Leave out every picture, then transcribe the rest of the listing exactly.
━━ Given entries
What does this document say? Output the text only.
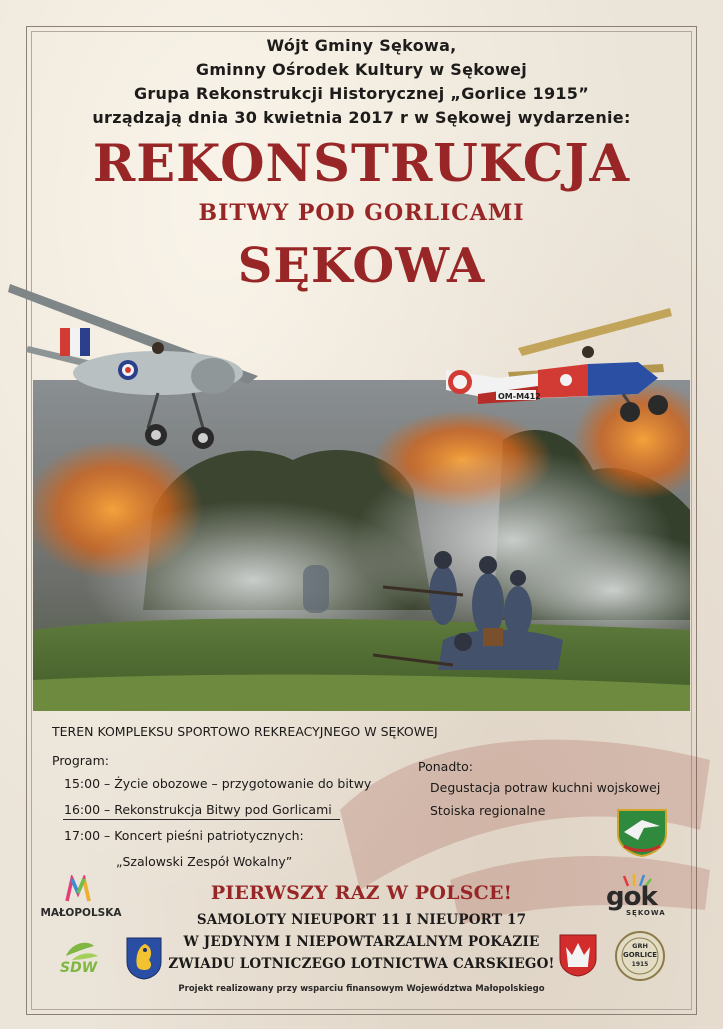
Wójt Gminy Sękowa,
Gminny Ośrodek Kultury w Sękowej
Grupa Rekonstrukcji Historycznej „Gorlice 1915”
urządzają dnia 30 kwietnia 2017 r w Sękowej wydarzenie:
REKONSTRUKCJA
BITWY POD GORLICAMI
SĘKOWA
OM-M412
TEREN KOMPLEKSU SPORTOWO REKREACYJNEGO W SĘKOWEJ
Program:
15:00 – Życie obozowe – przygotowanie do bitwy
16:00 – Rekonstrukcja Bitwy pod Gorlicami
17:00 – Koncert pieśni patriotycznych:
„Szalowski Zespół Wokalny”
Ponadto:
Degustacja potraw kuchni wojskowej
Stoiska regionalne
PIERWSZY RAZ W POLSCE!
SAMOLOTY NIEUPORT 11 I NIEUPORT 17
W JEDYNYM I NIEPOWTARZALNYM POKAZIE
ZWIADU LOTNICZEGO LOTNICTWA CARSKIEGO!
Projekt realizowany przy wsparciu finansowym Województwa Małopolskiego
MAŁOPOLSKA
SDW
GRH
GORLICE
1915
gok
SĘKOWA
━━━━
▶ [The reply]:
What does this document say? Output the text only.
Wójt Gminy Sękowa,
Gminny Ośrodek Kultury w Sękowej
Grupa Rekonstrukcji Historycznej „Gorlice 1915”
urządzają dnia 30 kwietnia 2017 r w Sękowej wydarzenie:
REKONSTRUKCJA
BITWY POD GORLICAMI
SĘKOWA
OM-M412
TEREN KOMPLEKSU SPORTOWO REKREACYJNEGO W SĘKOWEJ
Program:
15:00 – Życie obozowe – przygotowanie do bitwy
16:00 – Rekonstrukcja Bitwy pod Gorlicami
17:00 – Koncert pieśni patriotycznych:
„Szalowski Zespół Wokalny”
Ponadto:
Degustacja potraw kuchni wojskowej
Stoiska regionalne
PIERWSZY RAZ W POLSCE!
SAMOLOTY NIEUPORT 11 I NIEUPORT 17
W JEDYNYM I NIEPOWTARZALNYM POKAZIE
ZWIADU LOTNICZEGO LOTNICTWA CARSKIEGO!
Projekt realizowany przy wsparciu finansowym Województwa Małopolskiego
MAŁOPOLSKA
SDW
GRH
GORLICE
1915
gok
SĘKOWA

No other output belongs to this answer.